Data for the task:
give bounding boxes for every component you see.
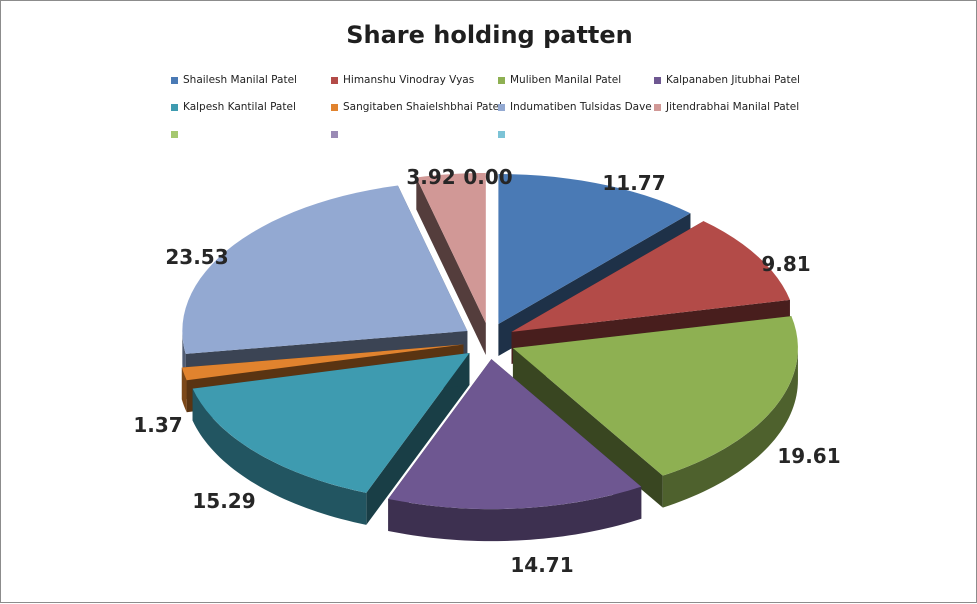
legend-item: Himanshu Vinodray Vyas	[331, 74, 474, 88]
data-label: 15.29	[192, 489, 255, 513]
legend-item: Kalpanaben Jitubhai Patel	[654, 74, 800, 88]
legend-item: Kalpesh Kantilal Patel	[171, 101, 296, 115]
data-label: 14.71	[510, 553, 573, 577]
legend-swatch	[498, 76, 505, 84]
slice-rim	[662, 348, 798, 508]
legend-item	[498, 128, 510, 142]
legend-label: Sangitaben Shaielshbhai Patel	[343, 101, 502, 113]
data-label: 0.00	[463, 165, 512, 189]
pie-slice	[182, 185, 468, 354]
pie-slice	[511, 221, 790, 332]
slice-side	[416, 177, 486, 355]
data-label: 11.77	[602, 171, 665, 195]
slice-side	[366, 353, 470, 525]
pie-slice	[388, 359, 642, 510]
legend-label: Himanshu Vinodray Vyas	[343, 74, 475, 86]
legend-item: Indumatiben Tulsidas Dave	[498, 101, 652, 115]
data-label: 23.53	[165, 245, 228, 269]
slice-rim	[192, 388, 367, 525]
pie-slice	[512, 316, 798, 476]
legend-swatch	[331, 130, 338, 138]
legend-swatch	[654, 103, 661, 111]
pie-slice	[192, 353, 470, 493]
pie-slice	[498, 174, 691, 325]
data-label: 3.92	[406, 165, 455, 189]
legend-label: Shailesh Manilal Patel	[183, 74, 297, 86]
legend-label: Jitendrabhai Manilal Patel	[666, 101, 800, 113]
legend-swatch	[498, 130, 505, 138]
legend-swatch	[331, 103, 338, 111]
legend-label: Kalpesh Kantilal Patel	[183, 101, 296, 113]
legend-swatch	[171, 103, 178, 111]
legend-swatch	[171, 76, 178, 84]
pie-slice	[181, 344, 464, 381]
data-label: 9.81	[761, 252, 810, 276]
data-label: 1.37	[133, 413, 182, 437]
legend-label: Indumatiben Tulsidas Dave	[510, 101, 652, 113]
data-label: 19.61	[777, 444, 840, 468]
legend-swatch	[171, 130, 178, 138]
pie-tops	[181, 172, 798, 510]
legend-item	[331, 128, 343, 142]
legend-item: Sangitaben Shaielshbhai Patel	[331, 101, 502, 115]
slice-rim	[388, 486, 642, 542]
legend-item: Jitendrabhai Manilal Patel	[654, 101, 799, 115]
legend-item: Shailesh Manilal Patel	[171, 74, 297, 88]
legend-item: Muliben Manilal Patel	[498, 74, 621, 88]
legend-swatch	[498, 103, 505, 111]
slice-side	[512, 348, 663, 508]
legend-label: Kalpanaben Jitubhai Patel	[666, 74, 800, 86]
legend-label: Muliben Manilal Patel	[510, 74, 622, 86]
legend-swatch	[654, 76, 661, 84]
slice-rim	[181, 367, 187, 413]
legend-swatch	[331, 76, 338, 84]
chart-title: Share holding patten	[346, 21, 633, 49]
legend-item	[171, 128, 183, 142]
pie-slice	[416, 172, 486, 323]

Work to complete: Reproduce the entries above, from the line holding "legend-item: Himanshu Vinodray" through the line holding "128, 510, 142]", with both of those lines included.

Answer in full:
legend-item: Himanshu Vinodray Vyas	[331, 74, 474, 88]
data-label: 15.29	[192, 489, 255, 513]
legend-item: Kalpanaben Jitubhai Patel	[654, 74, 800, 88]
legend-item: Kalpesh Kantilal Patel	[171, 101, 296, 115]
data-label: 14.71	[510, 553, 573, 577]
legend-swatch	[498, 76, 505, 84]
slice-rim	[662, 348, 798, 508]
legend-item	[498, 128, 510, 142]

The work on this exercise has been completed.